_What is asked_:
Wherever "peak" appears in a line, list that line.

_Listing_:
————

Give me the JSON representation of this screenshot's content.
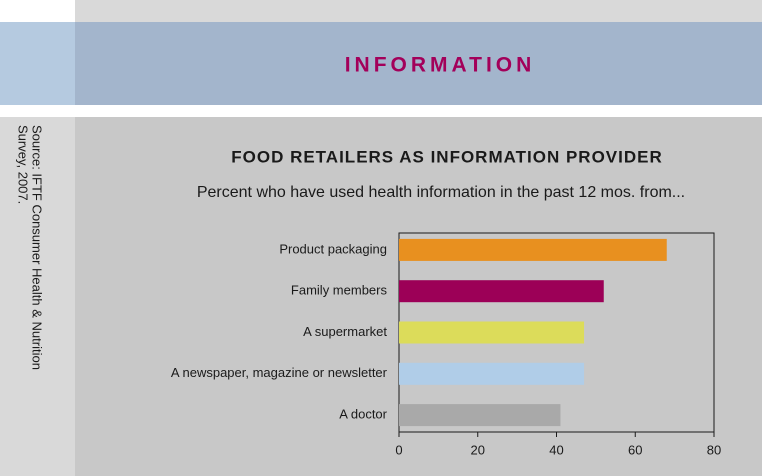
{
  "header": {
    "title": "INFORMATION"
  },
  "source": [
    "Source: IFTF Consumer Health & Nutrition",
    "Survey, 2007."
  ],
  "chart_data": {
    "type": "bar",
    "orientation": "horizontal",
    "title": "FOOD RETAILERS AS INFORMATION PROVIDER",
    "subtitle": "Percent who have used health information in the past 12 mos. from...",
    "categories": [
      "Product packaging",
      "Family members",
      "A supermarket",
      "A newspaper, magazine or newsletter",
      "A doctor"
    ],
    "values": [
      68,
      52,
      47,
      47,
      41
    ],
    "colors": [
      "#e8901f",
      "#9c0057",
      "#dcdc5a",
      "#b0cde8",
      "#a9a9a9"
    ],
    "xlim": [
      0,
      80
    ],
    "xticks": [
      0,
      20,
      40,
      60,
      80
    ]
  }
}
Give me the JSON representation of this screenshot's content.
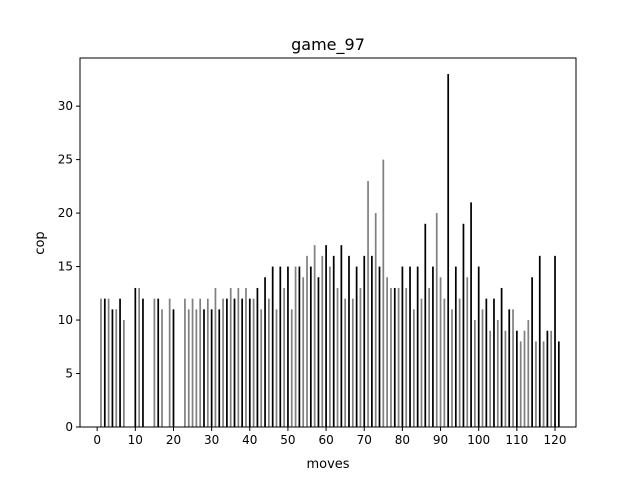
{
  "chart_data": {
    "type": "bar",
    "title": "game_97",
    "xlabel": "moves",
    "ylabel": "cop",
    "xlim": [
      -4.5,
      125.5
    ],
    "ylim": [
      0,
      34.5
    ],
    "xticks": [
      0,
      10,
      20,
      30,
      40,
      50,
      60,
      70,
      80,
      90,
      100,
      110,
      120
    ],
    "yticks": [
      0,
      5,
      10,
      15,
      20,
      25,
      30
    ],
    "grid": false,
    "colors": {
      "dark": "#000000",
      "light": "#808080"
    },
    "x": [
      1,
      2,
      3,
      4,
      5,
      6,
      7,
      10,
      11,
      12,
      15,
      16,
      17,
      19,
      20,
      23,
      24,
      25,
      26,
      27,
      28,
      29,
      30,
      31,
      32,
      33,
      34,
      35,
      36,
      37,
      38,
      39,
      40,
      41,
      42,
      43,
      44,
      45,
      46,
      47,
      48,
      49,
      50,
      51,
      52,
      53,
      54,
      55,
      56,
      57,
      58,
      59,
      60,
      61,
      62,
      63,
      64,
      65,
      66,
      67,
      68,
      69,
      70,
      71,
      72,
      73,
      74,
      75,
      76,
      77,
      78,
      79,
      80,
      81,
      82,
      83,
      84,
      85,
      86,
      87,
      88,
      89,
      90,
      91,
      92,
      93,
      94,
      95,
      96,
      97,
      98,
      99,
      100,
      101,
      102,
      103,
      104,
      105,
      106,
      107,
      108,
      109,
      110,
      111,
      112,
      113,
      114,
      115,
      116,
      117,
      118,
      119,
      120,
      121
    ],
    "values": [
      12,
      12,
      12,
      11,
      11,
      12,
      10,
      13,
      13,
      12,
      12,
      12,
      11,
      12,
      11,
      12,
      11,
      12,
      11,
      12,
      11,
      12,
      11,
      13,
      11,
      12,
      12,
      13,
      12,
      13,
      12,
      13,
      12,
      12,
      13,
      11,
      14,
      12,
      15,
      11,
      15,
      13,
      15,
      11,
      15,
      15,
      14,
      16,
      15,
      17,
      14,
      16,
      17,
      15,
      16,
      13,
      17,
      12,
      16,
      12,
      15,
      13,
      16,
      23,
      16,
      20,
      15,
      25,
      14,
      13,
      13,
      13,
      15,
      13,
      15,
      11,
      15,
      12,
      19,
      13,
      15,
      20,
      14,
      12,
      33,
      11,
      15,
      12,
      19,
      14,
      21,
      10,
      15,
      11,
      12,
      9,
      12,
      10,
      13,
      9,
      11,
      11,
      9,
      8,
      9,
      10,
      14,
      8,
      16,
      8,
      9,
      9,
      16,
      8
    ],
    "shades": [
      "light",
      "dark",
      "light",
      "dark",
      "light",
      "dark",
      "light",
      "dark",
      "light",
      "dark",
      "light",
      "dark",
      "light",
      "light",
      "dark",
      "light",
      "light",
      "light",
      "light",
      "light",
      "dark",
      "light",
      "dark",
      "light",
      "dark",
      "light",
      "dark",
      "light",
      "dark",
      "light",
      "dark",
      "light",
      "dark",
      "light",
      "dark",
      "light",
      "dark",
      "light",
      "dark",
      "light",
      "dark",
      "light",
      "dark",
      "light",
      "light",
      "dark",
      "light",
      "light",
      "dark",
      "light",
      "dark",
      "light",
      "dark",
      "light",
      "dark",
      "light",
      "dark",
      "light",
      "dark",
      "light",
      "dark",
      "light",
      "dark",
      "light",
      "dark",
      "light",
      "dark",
      "light",
      "light",
      "light",
      "dark",
      "light",
      "dark",
      "light",
      "dark",
      "light",
      "dark",
      "light",
      "dark",
      "light",
      "dark",
      "light",
      "light",
      "light",
      "dark",
      "light",
      "dark",
      "light",
      "dark",
      "light",
      "dark",
      "light",
      "dark",
      "light",
      "dark",
      "light",
      "dark",
      "light",
      "dark",
      "light",
      "dark",
      "light",
      "dark",
      "light",
      "light",
      "light",
      "dark",
      "light",
      "dark",
      "light",
      "dark",
      "light"
    ]
  }
}
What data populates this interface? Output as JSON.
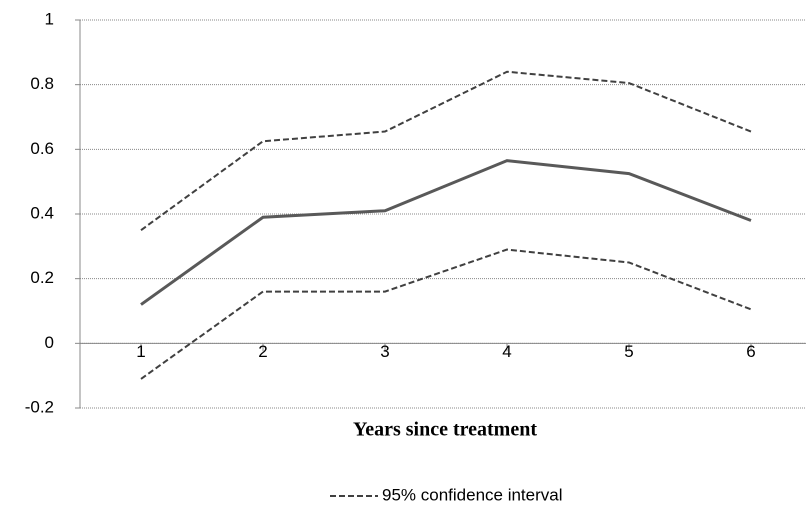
{
  "chart_data": {
    "type": "line",
    "x_label": "Years since treatment",
    "categories": [
      "1",
      "2",
      "3",
      "4",
      "5",
      "6"
    ],
    "series": [
      {
        "color": "#595959",
        "style": "solid",
        "values": [
          0.12,
          0.39,
          0.41,
          0.565,
          0.525,
          0.38
        ]
      },
      {
        "name": "95% confidence interval",
        "color": "#404040",
        "style": "dashed",
        "values": [
          0.35,
          0.625,
          0.655,
          0.84,
          0.805,
          0.655
        ]
      },
      {
        "color": "#404040",
        "style": "dashed",
        "values": [
          -0.11,
          0.16,
          0.16,
          0.29,
          0.25,
          0.105
        ]
      }
    ],
    "ylim": [
      -0.2,
      1
    ],
    "yticks": [
      -0.2,
      0,
      0.2,
      0.4,
      0.6,
      0.8,
      1
    ],
    "grid": true,
    "legend": "bottom"
  }
}
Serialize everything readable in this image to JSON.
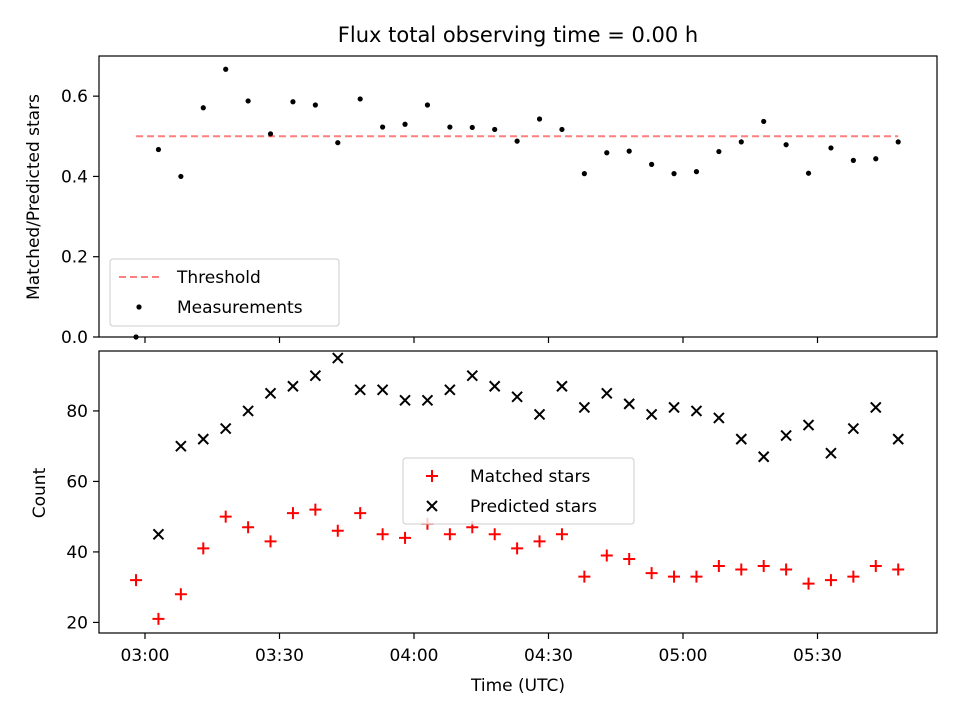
{
  "chart_data": [
    {
      "type": "scatter",
      "title": "Flux total observing time = 0.00 h",
      "ylabel": "Matched/Predicted stars",
      "ylim": [
        0.0,
        0.7
      ],
      "yticks": [
        0.0,
        0.2,
        0.4,
        0.6
      ],
      "ytick_labels": [
        "0.0",
        "0.2",
        "0.4",
        "0.6"
      ],
      "legend_position": "lower-left",
      "threshold": {
        "name": "Threshold",
        "value": 0.5,
        "x_start": "02:58",
        "x_end": "05:48",
        "color": "#ff7f7f",
        "style": "dashed"
      },
      "series": [
        {
          "name": "Measurements",
          "color": "#000000",
          "marker": "dot",
          "x": [
            "02:58",
            "03:03",
            "03:08",
            "03:13",
            "03:18",
            "03:23",
            "03:28",
            "03:33",
            "03:38",
            "03:43",
            "03:48",
            "03:53",
            "03:58",
            "04:03",
            "04:08",
            "04:13",
            "04:18",
            "04:23",
            "04:28",
            "04:33",
            "04:38",
            "04:43",
            "04:48",
            "04:53",
            "04:58",
            "05:03",
            "05:08",
            "05:13",
            "05:18",
            "05:23",
            "05:28",
            "05:33",
            "05:38",
            "05:43",
            "05:48"
          ],
          "y": [
            0.0,
            0.467,
            0.4,
            0.571,
            0.667,
            0.588,
            0.506,
            0.586,
            0.578,
            0.484,
            0.593,
            0.523,
            0.53,
            0.578,
            0.523,
            0.522,
            0.517,
            0.488,
            0.543,
            0.517,
            0.407,
            0.459,
            0.463,
            0.43,
            0.407,
            0.412,
            0.462,
            0.486,
            0.537,
            0.479,
            0.408,
            0.471,
            0.44,
            0.444,
            0.486
          ]
        }
      ]
    },
    {
      "type": "scatter",
      "ylabel": "Count",
      "xlabel": "Time (UTC)",
      "ylim": [
        17,
        97
      ],
      "yticks": [
        20,
        40,
        60,
        80
      ],
      "ytick_labels": [
        "20",
        "40",
        "60",
        "80"
      ],
      "xticks": [
        "03:00",
        "03:30",
        "04:00",
        "04:30",
        "05:00",
        "05:30"
      ],
      "legend_position": "center",
      "series": [
        {
          "name": "Matched stars",
          "color": "#ff0000",
          "marker": "plus",
          "x": [
            "02:58",
            "03:03",
            "03:08",
            "03:13",
            "03:18",
            "03:23",
            "03:28",
            "03:33",
            "03:38",
            "03:43",
            "03:48",
            "03:53",
            "03:58",
            "04:03",
            "04:08",
            "04:13",
            "04:18",
            "04:23",
            "04:28",
            "04:33",
            "04:38",
            "04:43",
            "04:48",
            "04:53",
            "04:58",
            "05:03",
            "05:08",
            "05:13",
            "05:18",
            "05:23",
            "05:28",
            "05:33",
            "05:38",
            "05:43",
            "05:48"
          ],
          "y": [
            32,
            21,
            28,
            41,
            50,
            47,
            43,
            51,
            52,
            46,
            51,
            45,
            44,
            48,
            45,
            47,
            45,
            41,
            43,
            45,
            33,
            39,
            38,
            34,
            33,
            33,
            36,
            35,
            36,
            35,
            31,
            32,
            33,
            36,
            35
          ]
        },
        {
          "name": "Predicted stars",
          "color": "#000000",
          "marker": "x",
          "x": [
            "03:03",
            "03:08",
            "03:13",
            "03:18",
            "03:23",
            "03:28",
            "03:33",
            "03:38",
            "03:43",
            "03:48",
            "03:53",
            "03:58",
            "04:03",
            "04:08",
            "04:13",
            "04:18",
            "04:23",
            "04:28",
            "04:33",
            "04:38",
            "04:43",
            "04:48",
            "04:53",
            "04:58",
            "05:03",
            "05:08",
            "05:13",
            "05:18",
            "05:23",
            "05:28",
            "05:33",
            "05:38",
            "05:43",
            "05:48"
          ],
          "y": [
            45,
            70,
            72,
            75,
            80,
            85,
            87,
            90,
            95,
            86,
            86,
            83,
            83,
            86,
            90,
            87,
            84,
            79,
            87,
            81,
            85,
            82,
            79,
            81,
            80,
            78,
            72,
            67,
            73,
            76,
            68,
            75,
            81,
            72
          ]
        }
      ]
    }
  ]
}
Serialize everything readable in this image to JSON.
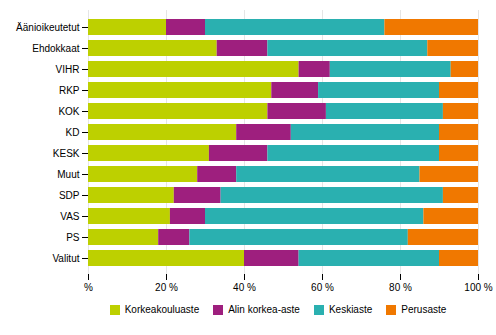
{
  "chart_data": {
    "type": "bar",
    "orientation": "horizontal",
    "stacked": true,
    "categories": [
      "Äänioikeutetut",
      "Ehdokkaat",
      "VIHR",
      "RKP",
      "KOK",
      "KD",
      "KESK",
      "Muut",
      "SDP",
      "VAS",
      "PS",
      "Valitut"
    ],
    "series": [
      {
        "name": "Korkeakouluaste",
        "color": "#bdd000",
        "values": [
          20,
          33,
          54,
          47,
          46,
          38,
          31,
          28,
          22,
          21,
          18,
          40
        ]
      },
      {
        "name": "Alin korkea-aste",
        "color": "#9e1f7e",
        "values": [
          10,
          13,
          8,
          12,
          15,
          14,
          15,
          10,
          12,
          9,
          8,
          14
        ]
      },
      {
        "name": "Keskiaste",
        "color": "#2ab0b0",
        "values": [
          46,
          41,
          31,
          31,
          30,
          38,
          44,
          47,
          57,
          56,
          56,
          36
        ]
      },
      {
        "name": "Perusaste",
        "color": "#f07800",
        "values": [
          24,
          13,
          7,
          10,
          9,
          10,
          10,
          15,
          9,
          14,
          18,
          10
        ]
      }
    ],
    "xlim": [
      0,
      100
    ],
    "xticks": [
      {
        "value": 0,
        "label": "%"
      },
      {
        "value": 20,
        "label": "20 %"
      },
      {
        "value": 40,
        "label": "40 %"
      },
      {
        "value": 60,
        "label": "60 %"
      },
      {
        "value": 80,
        "label": "80 %"
      },
      {
        "value": 100,
        "label": "100 %"
      }
    ],
    "grid": true,
    "legend": "bottom"
  }
}
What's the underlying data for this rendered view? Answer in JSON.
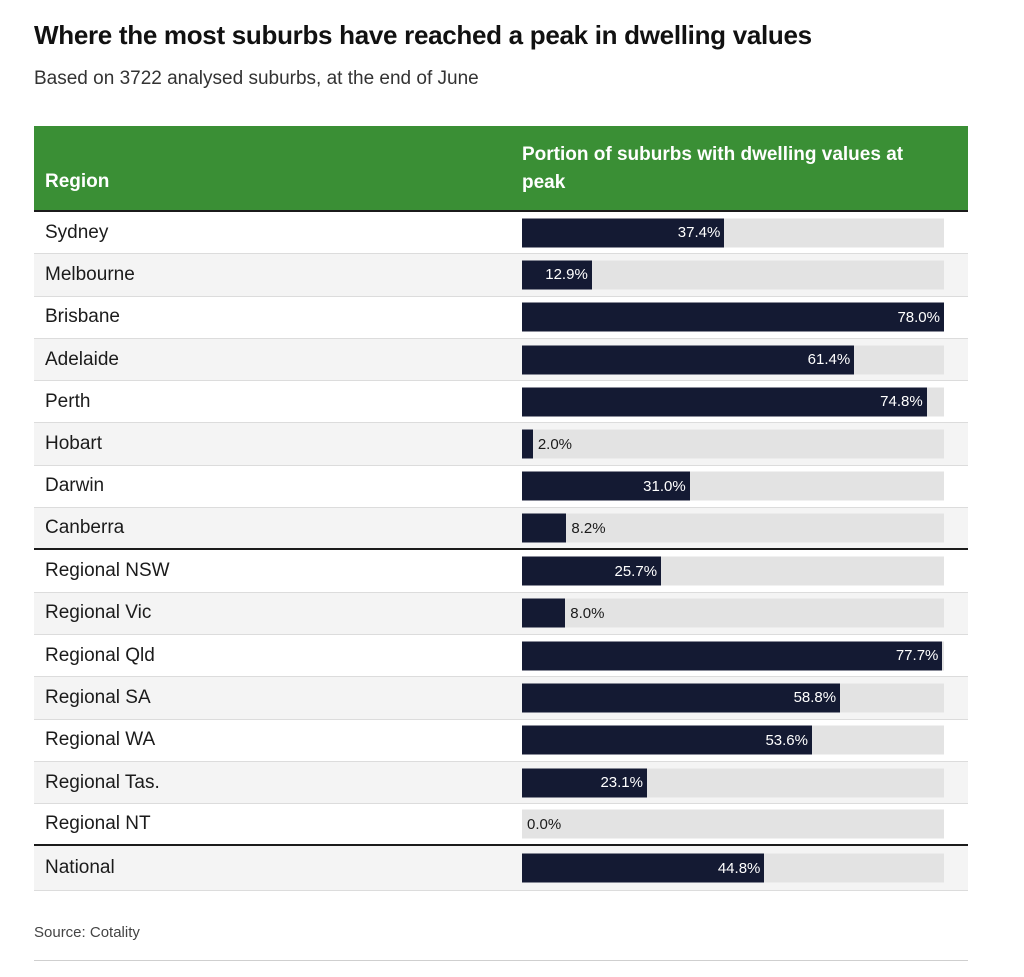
{
  "title": "Where the most suburbs have reached a peak in dwelling values",
  "subtitle": "Based on 3722 analysed suburbs, at the end of June",
  "source": "Source: Cotality",
  "colors": {
    "header": "#3a8f35",
    "bar": "#141a33",
    "track": "#e3e3e3"
  },
  "chart_data": {
    "type": "table",
    "columns": [
      "Region",
      "Portion of suburbs with dwelling values at peak"
    ],
    "xlim": [
      0,
      78
    ],
    "groups": [
      {
        "rows": [
          {
            "region": "Sydney",
            "value": 37.4,
            "label": "37.4%"
          },
          {
            "region": "Melbourne",
            "value": 12.9,
            "label": "12.9%"
          },
          {
            "region": "Brisbane",
            "value": 78.0,
            "label": "78.0%"
          },
          {
            "region": "Adelaide",
            "value": 61.4,
            "label": "61.4%"
          },
          {
            "region": "Perth",
            "value": 74.8,
            "label": "74.8%"
          },
          {
            "region": "Hobart",
            "value": 2.0,
            "label": "2.0%"
          },
          {
            "region": "Darwin",
            "value": 31.0,
            "label": "31.0%"
          },
          {
            "region": "Canberra",
            "value": 8.2,
            "label": "8.2%"
          }
        ]
      },
      {
        "rows": [
          {
            "region": "Regional NSW",
            "value": 25.7,
            "label": "25.7%"
          },
          {
            "region": "Regional Vic",
            "value": 8.0,
            "label": "8.0%"
          },
          {
            "region": "Regional Qld",
            "value": 77.7,
            "label": "77.7%"
          },
          {
            "region": "Regional SA",
            "value": 58.8,
            "label": "58.8%"
          },
          {
            "region": "Regional WA",
            "value": 53.6,
            "label": "53.6%"
          },
          {
            "region": "Regional Tas.",
            "value": 23.1,
            "label": "23.1%"
          },
          {
            "region": "Regional NT",
            "value": 0.0,
            "label": "0.0%"
          }
        ]
      },
      {
        "rows": [
          {
            "region": "National",
            "value": 44.8,
            "label": "44.8%"
          }
        ]
      }
    ]
  }
}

————

_Exercise result_:
  "title": "Where the most suburbs have reached a peak in dwelling values",
      "Portion of suburbs with dwelling values at peak"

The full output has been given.